__Information supplied__:

◇ ◇ ◇ ◇

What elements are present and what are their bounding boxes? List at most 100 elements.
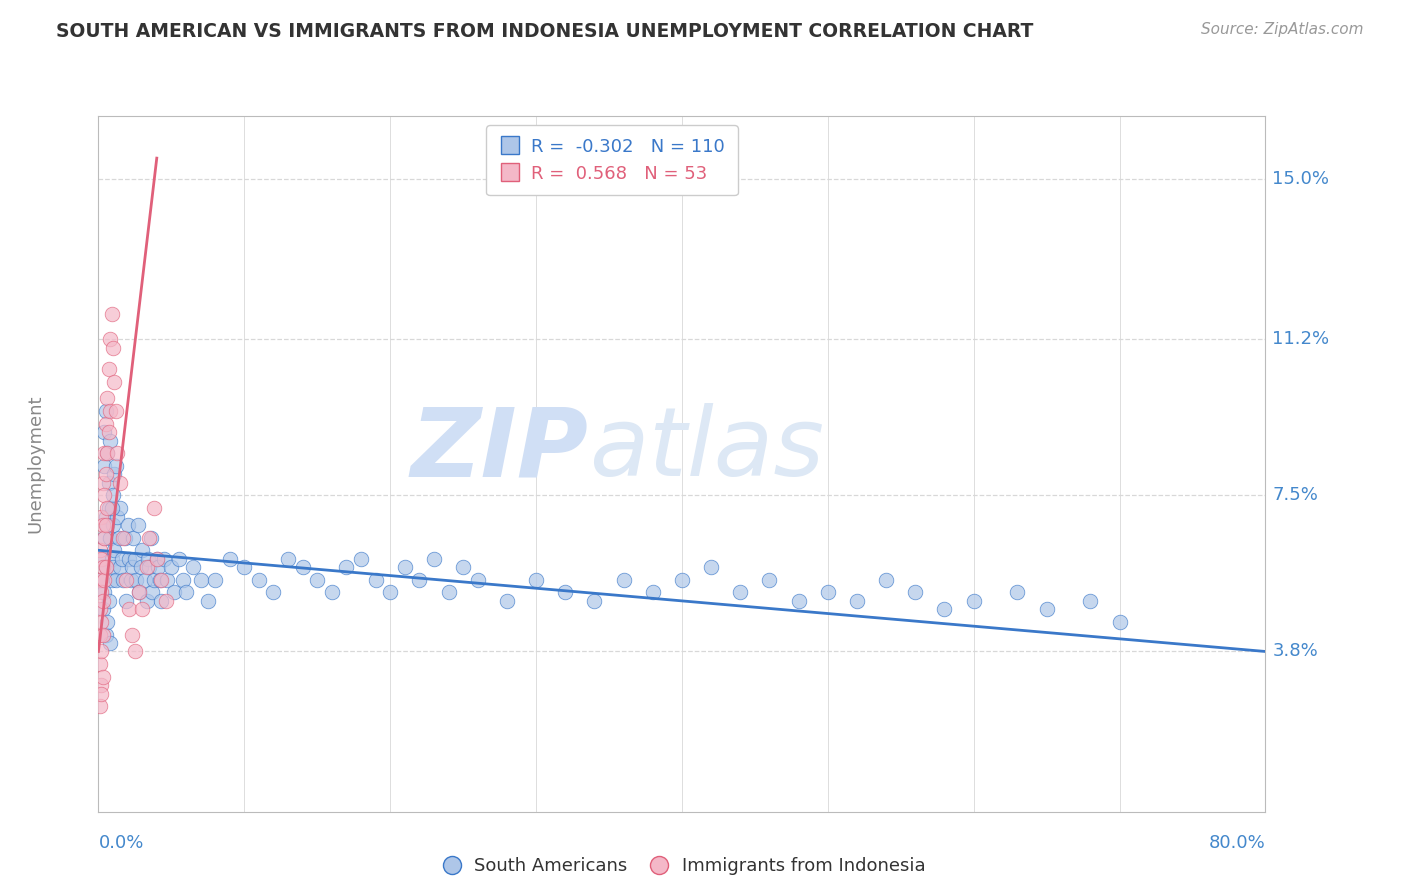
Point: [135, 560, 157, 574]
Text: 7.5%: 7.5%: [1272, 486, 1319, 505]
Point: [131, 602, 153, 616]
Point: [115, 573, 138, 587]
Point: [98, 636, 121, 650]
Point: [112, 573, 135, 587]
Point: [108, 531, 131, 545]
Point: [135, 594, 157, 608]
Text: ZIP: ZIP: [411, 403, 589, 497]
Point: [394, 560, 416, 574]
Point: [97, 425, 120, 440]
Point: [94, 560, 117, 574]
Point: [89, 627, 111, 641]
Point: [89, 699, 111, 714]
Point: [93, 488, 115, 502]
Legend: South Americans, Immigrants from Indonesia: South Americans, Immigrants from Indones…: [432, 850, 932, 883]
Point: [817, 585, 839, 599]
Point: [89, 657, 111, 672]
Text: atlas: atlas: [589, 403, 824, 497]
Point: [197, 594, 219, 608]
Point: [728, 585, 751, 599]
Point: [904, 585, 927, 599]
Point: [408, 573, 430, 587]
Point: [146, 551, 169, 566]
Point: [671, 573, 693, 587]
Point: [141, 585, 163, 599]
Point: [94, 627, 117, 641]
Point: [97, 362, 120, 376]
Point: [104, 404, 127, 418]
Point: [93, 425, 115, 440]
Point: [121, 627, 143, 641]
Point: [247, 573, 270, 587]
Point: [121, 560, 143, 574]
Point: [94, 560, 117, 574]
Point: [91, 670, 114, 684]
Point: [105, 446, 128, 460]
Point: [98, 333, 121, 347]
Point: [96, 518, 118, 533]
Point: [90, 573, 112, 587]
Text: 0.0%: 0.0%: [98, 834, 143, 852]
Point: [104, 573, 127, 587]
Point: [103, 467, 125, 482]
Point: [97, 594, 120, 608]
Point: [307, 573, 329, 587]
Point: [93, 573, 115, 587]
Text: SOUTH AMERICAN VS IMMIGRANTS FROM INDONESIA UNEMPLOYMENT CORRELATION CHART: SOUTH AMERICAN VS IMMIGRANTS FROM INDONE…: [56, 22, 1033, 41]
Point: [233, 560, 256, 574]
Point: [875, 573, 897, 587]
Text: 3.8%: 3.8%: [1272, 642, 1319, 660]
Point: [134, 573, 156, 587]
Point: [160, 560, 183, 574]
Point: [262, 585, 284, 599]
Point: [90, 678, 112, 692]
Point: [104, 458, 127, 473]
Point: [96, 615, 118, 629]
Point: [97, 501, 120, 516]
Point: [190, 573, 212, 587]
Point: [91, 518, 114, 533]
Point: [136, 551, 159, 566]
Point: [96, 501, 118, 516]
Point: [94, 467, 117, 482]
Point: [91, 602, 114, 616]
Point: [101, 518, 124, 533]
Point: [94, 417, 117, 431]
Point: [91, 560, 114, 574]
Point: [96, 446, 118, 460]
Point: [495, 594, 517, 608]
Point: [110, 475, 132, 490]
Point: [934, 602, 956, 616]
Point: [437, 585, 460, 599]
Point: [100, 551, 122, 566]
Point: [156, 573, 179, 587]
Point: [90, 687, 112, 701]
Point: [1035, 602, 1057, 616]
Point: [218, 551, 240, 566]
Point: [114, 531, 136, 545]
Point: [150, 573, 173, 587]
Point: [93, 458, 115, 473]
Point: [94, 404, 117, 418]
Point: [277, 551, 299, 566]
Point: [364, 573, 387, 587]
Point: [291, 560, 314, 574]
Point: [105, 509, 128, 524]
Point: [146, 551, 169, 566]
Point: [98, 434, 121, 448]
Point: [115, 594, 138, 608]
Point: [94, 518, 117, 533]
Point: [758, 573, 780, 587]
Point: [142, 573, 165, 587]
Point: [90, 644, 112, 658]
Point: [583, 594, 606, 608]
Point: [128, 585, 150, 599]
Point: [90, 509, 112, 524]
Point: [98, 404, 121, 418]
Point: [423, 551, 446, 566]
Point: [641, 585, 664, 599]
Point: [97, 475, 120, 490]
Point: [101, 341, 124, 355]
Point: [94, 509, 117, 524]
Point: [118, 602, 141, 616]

◇ ◇ ◇ ◇

__Directions for this task__:
Copy every line of the records above verbatim, from the first line to the last. Leave the pictures out of your copy.

__Expected answer__:
What elements are present and what are their bounding boxes? List at most 100 elements.
Point: [135, 560, 157, 574]
Text: 7.5%: 7.5%: [1272, 486, 1319, 505]
Point: [131, 602, 153, 616]
Point: [115, 573, 138, 587]
Point: [98, 636, 121, 650]
Point: [112, 573, 135, 587]
Point: [108, 531, 131, 545]
Point: [135, 594, 157, 608]
Text: ZIP: ZIP: [411, 403, 589, 497]
Point: [394, 560, 416, 574]
Point: [97, 425, 120, 440]
Point: [94, 560, 117, 574]
Point: [89, 627, 111, 641]
Point: [89, 699, 111, 714]
Point: [93, 488, 115, 502]
Legend: South Americans, Immigrants from Indonesia: South Americans, Immigrants from Indones…: [432, 850, 932, 883]
Point: [817, 585, 839, 599]
Point: [89, 657, 111, 672]
Text: atlas: atlas: [589, 403, 824, 497]
Point: [197, 594, 219, 608]
Point: [728, 585, 751, 599]
Point: [904, 585, 927, 599]
Point: [408, 573, 430, 587]
Point: [146, 551, 169, 566]
Point: [671, 573, 693, 587]
Point: [141, 585, 163, 599]
Point: [94, 627, 117, 641]
Point: [97, 362, 120, 376]
Point: [104, 404, 127, 418]
Point: [93, 425, 115, 440]
Point: [121, 627, 143, 641]
Point: [247, 573, 270, 587]
Point: [121, 560, 143, 574]
Point: [94, 560, 117, 574]
Point: [91, 670, 114, 684]
Point: [105, 446, 128, 460]
Point: [98, 333, 121, 347]
Point: [96, 518, 118, 533]
Point: [90, 573, 112, 587]
Text: 0.0%: 0.0%: [98, 834, 143, 852]
Point: [104, 573, 127, 587]
Point: [103, 467, 125, 482]
Point: [97, 594, 120, 608]
Point: [307, 573, 329, 587]
Point: [93, 573, 115, 587]
Text: SOUTH AMERICAN VS IMMIGRANTS FROM INDONESIA UNEMPLOYMENT CORRELATION CHART: SOUTH AMERICAN VS IMMIGRANTS FROM INDONE…: [56, 22, 1033, 41]
Point: [233, 560, 256, 574]
Point: [875, 573, 897, 587]
Text: 3.8%: 3.8%: [1272, 642, 1319, 660]
Point: [134, 573, 156, 587]
Point: [160, 560, 183, 574]
Point: [262, 585, 284, 599]
Point: [90, 678, 112, 692]
Point: [104, 458, 127, 473]
Point: [96, 615, 118, 629]
Point: [97, 501, 120, 516]
Point: [190, 573, 212, 587]
Point: [91, 518, 114, 533]
Point: [136, 551, 159, 566]
Point: [96, 501, 118, 516]
Point: [94, 467, 117, 482]
Point: [91, 602, 114, 616]
Point: [101, 518, 124, 533]
Point: [94, 417, 117, 431]
Point: [91, 560, 114, 574]
Point: [96, 446, 118, 460]
Point: [495, 594, 517, 608]
Point: [110, 475, 132, 490]
Point: [934, 602, 956, 616]
Point: [437, 585, 460, 599]
Point: [100, 551, 122, 566]
Point: [156, 573, 179, 587]
Point: [90, 687, 112, 701]
Point: [1035, 602, 1057, 616]
Point: [218, 551, 240, 566]
Point: [114, 531, 136, 545]
Point: [150, 573, 173, 587]
Point: [93, 458, 115, 473]
Point: [94, 404, 117, 418]
Point: [277, 551, 299, 566]
Point: [364, 573, 387, 587]
Point: [291, 560, 314, 574]
Point: [105, 509, 128, 524]
Point: [146, 551, 169, 566]
Point: [98, 434, 121, 448]
Point: [115, 594, 138, 608]
Point: [94, 518, 117, 533]
Point: [758, 573, 780, 587]
Point: [142, 573, 165, 587]
Point: [90, 644, 112, 658]
Point: [583, 594, 606, 608]
Point: [128, 585, 150, 599]
Point: [90, 509, 112, 524]
Point: [98, 404, 121, 418]
Point: [423, 551, 446, 566]
Point: [641, 585, 664, 599]
Point: [97, 475, 120, 490]
Point: [101, 341, 124, 355]
Point: [94, 509, 117, 524]
Point: [118, 602, 141, 616]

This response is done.